Goal of the exercise:
Print all entries word for word.

────────

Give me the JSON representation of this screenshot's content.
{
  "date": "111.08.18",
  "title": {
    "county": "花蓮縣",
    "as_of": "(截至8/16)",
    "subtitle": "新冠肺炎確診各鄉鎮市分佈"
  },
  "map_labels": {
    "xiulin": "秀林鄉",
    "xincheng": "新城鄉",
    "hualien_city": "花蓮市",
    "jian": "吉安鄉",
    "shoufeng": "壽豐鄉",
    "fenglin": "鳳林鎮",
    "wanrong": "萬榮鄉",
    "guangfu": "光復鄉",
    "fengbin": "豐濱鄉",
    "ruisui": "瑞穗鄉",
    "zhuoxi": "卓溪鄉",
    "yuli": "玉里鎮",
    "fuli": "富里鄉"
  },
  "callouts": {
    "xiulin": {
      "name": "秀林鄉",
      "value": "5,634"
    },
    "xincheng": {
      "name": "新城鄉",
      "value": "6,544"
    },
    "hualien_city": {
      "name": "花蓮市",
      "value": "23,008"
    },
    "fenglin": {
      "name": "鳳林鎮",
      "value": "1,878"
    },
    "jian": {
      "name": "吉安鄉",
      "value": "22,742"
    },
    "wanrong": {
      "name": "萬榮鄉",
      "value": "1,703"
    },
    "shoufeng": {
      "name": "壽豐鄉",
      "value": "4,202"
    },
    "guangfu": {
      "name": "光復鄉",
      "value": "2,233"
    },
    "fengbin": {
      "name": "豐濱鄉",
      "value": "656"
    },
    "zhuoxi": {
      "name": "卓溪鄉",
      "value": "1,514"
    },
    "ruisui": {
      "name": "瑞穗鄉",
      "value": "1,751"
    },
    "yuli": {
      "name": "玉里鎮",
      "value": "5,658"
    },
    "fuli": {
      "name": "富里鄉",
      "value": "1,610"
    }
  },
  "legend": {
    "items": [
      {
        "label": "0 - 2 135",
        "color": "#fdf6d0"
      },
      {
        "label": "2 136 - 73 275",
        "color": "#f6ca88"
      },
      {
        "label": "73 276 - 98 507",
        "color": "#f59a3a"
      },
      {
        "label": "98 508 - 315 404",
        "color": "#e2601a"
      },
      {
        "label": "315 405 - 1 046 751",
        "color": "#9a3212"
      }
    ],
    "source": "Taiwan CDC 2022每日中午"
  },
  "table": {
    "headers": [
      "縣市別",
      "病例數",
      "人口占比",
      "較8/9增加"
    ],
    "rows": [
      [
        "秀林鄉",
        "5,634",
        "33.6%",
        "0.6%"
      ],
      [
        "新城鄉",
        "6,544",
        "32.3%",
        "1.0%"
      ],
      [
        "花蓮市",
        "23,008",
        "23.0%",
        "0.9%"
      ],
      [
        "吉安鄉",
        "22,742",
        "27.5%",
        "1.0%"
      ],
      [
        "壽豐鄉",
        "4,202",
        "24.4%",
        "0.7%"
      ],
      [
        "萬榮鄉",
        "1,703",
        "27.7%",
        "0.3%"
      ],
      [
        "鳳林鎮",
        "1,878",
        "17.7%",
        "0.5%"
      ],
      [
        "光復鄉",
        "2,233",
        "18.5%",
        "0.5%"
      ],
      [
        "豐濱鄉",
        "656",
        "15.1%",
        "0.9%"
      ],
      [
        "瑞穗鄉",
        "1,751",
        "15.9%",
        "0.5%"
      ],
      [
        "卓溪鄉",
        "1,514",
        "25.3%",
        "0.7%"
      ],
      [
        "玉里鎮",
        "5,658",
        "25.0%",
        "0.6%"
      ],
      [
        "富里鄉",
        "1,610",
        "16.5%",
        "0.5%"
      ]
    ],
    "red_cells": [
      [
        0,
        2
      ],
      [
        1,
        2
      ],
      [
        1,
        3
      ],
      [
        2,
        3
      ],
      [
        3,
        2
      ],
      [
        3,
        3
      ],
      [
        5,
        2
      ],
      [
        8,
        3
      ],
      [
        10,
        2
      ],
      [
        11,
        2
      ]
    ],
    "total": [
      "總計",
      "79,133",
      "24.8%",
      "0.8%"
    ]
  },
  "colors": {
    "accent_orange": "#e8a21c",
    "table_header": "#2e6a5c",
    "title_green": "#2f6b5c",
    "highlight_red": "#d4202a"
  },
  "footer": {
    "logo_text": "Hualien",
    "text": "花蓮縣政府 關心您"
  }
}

────────

Solved problem:
Give me the JSON representation of this screenshot's content.
{
  "date": "111.08.18",
  "title": {
    "county": "花蓮縣",
    "as_of": "(截至8/16)",
    "subtitle": "新冠肺炎確診各鄉鎮市分佈"
  },
  "map_labels": {
    "xiulin": "秀林鄉",
    "xincheng": "新城鄉",
    "hualien_city": "花蓮市",
    "jian": "吉安鄉",
    "shoufeng": "壽豐鄉",
    "fenglin": "鳳林鎮",
    "wanrong": "萬榮鄉",
    "guangfu": "光復鄉",
    "fengbin": "豐濱鄉",
    "ruisui": "瑞穗鄉",
    "zhuoxi": "卓溪鄉",
    "yuli": "玉里鎮",
    "fuli": "富里鄉"
  },
  "callouts": {
    "xiulin": {
      "name": "秀林鄉",
      "value": "5,634"
    },
    "xincheng": {
      "name": "新城鄉",
      "value": "6,544"
    },
    "hualien_city": {
      "name": "花蓮市",
      "value": "23,008"
    },
    "fenglin": {
      "name": "鳳林鎮",
      "value": "1,878"
    },
    "jian": {
      "name": "吉安鄉",
      "value": "22,742"
    },
    "wanrong": {
      "name": "萬榮鄉",
      "value": "1,703"
    },
    "shoufeng": {
      "name": "壽豐鄉",
      "value": "4,202"
    },
    "guangfu": {
      "name": "光復鄉",
      "value": "2,233"
    },
    "fengbin": {
      "name": "豐濱鄉",
      "value": "656"
    },
    "zhuoxi": {
      "name": "卓溪鄉",
      "value": "1,514"
    },
    "ruisui": {
      "name": "瑞穗鄉",
      "value": "1,751"
    },
    "yuli": {
      "name": "玉里鎮",
      "value": "5,658"
    },
    "fuli": {
      "name": "富里鄉",
      "value": "1,610"
    }
  },
  "legend": {
    "items": [
      {
        "label": "0 - 2 135",
        "color": "#fdf6d0"
      },
      {
        "label": "2 136 - 73 275",
        "color": "#f6ca88"
      },
      {
        "label": "73 276 - 98 507",
        "color": "#f59a3a"
      },
      {
        "label": "98 508 - 315 404",
        "color": "#e2601a"
      },
      {
        "label": "315 405 - 1 046 751",
        "color": "#9a3212"
      }
    ],
    "source": "Taiwan CDC 2022每日中午"
  },
  "table": {
    "headers": [
      "縣市別",
      "病例數",
      "人口占比",
      "較8/9增加"
    ],
    "rows": [
      [
        "秀林鄉",
        "5,634",
        "33.6%",
        "0.6%"
      ],
      [
        "新城鄉",
        "6,544",
        "32.3%",
        "1.0%"
      ],
      [
        "花蓮市",
        "23,008",
        "23.0%",
        "0.9%"
      ],
      [
        "吉安鄉",
        "22,742",
        "27.5%",
        "1.0%"
      ],
      [
        "壽豐鄉",
        "4,202",
        "24.4%",
        "0.7%"
      ],
      [
        "萬榮鄉",
        "1,703",
        "27.7%",
        "0.3%"
      ],
      [
        "鳳林鎮",
        "1,878",
        "17.7%",
        "0.5%"
      ],
      [
        "光復鄉",
        "2,233",
        "18.5%",
        "0.5%"
      ],
      [
        "豐濱鄉",
        "656",
        "15.1%",
        "0.9%"
      ],
      [
        "瑞穗鄉",
        "1,751",
        "15.9%",
        "0.5%"
      ],
      [
        "卓溪鄉",
        "1,514",
        "25.3%",
        "0.7%"
      ],
      [
        "玉里鎮",
        "5,658",
        "25.0%",
        "0.6%"
      ],
      [
        "富里鄉",
        "1,610",
        "16.5%",
        "0.5%"
      ]
    ],
    "red_cells": [
      [
        0,
        2
      ],
      [
        1,
        2
      ],
      [
        1,
        3
      ],
      [
        2,
        3
      ],
      [
        3,
        2
      ],
      [
        3,
        3
      ],
      [
        5,
        2
      ],
      [
        8,
        3
      ],
      [
        10,
        2
      ],
      [
        11,
        2
      ]
    ],
    "total": [
      "總計",
      "79,133",
      "24.8%",
      "0.8%"
    ]
  },
  "colors": {
    "accent_orange": "#e8a21c",
    "table_header": "#2e6a5c",
    "title_green": "#2f6b5c",
    "highlight_red": "#d4202a"
  },
  "footer": {
    "logo_text": "Hualien",
    "text": "花蓮縣政府 關心您"
  }
}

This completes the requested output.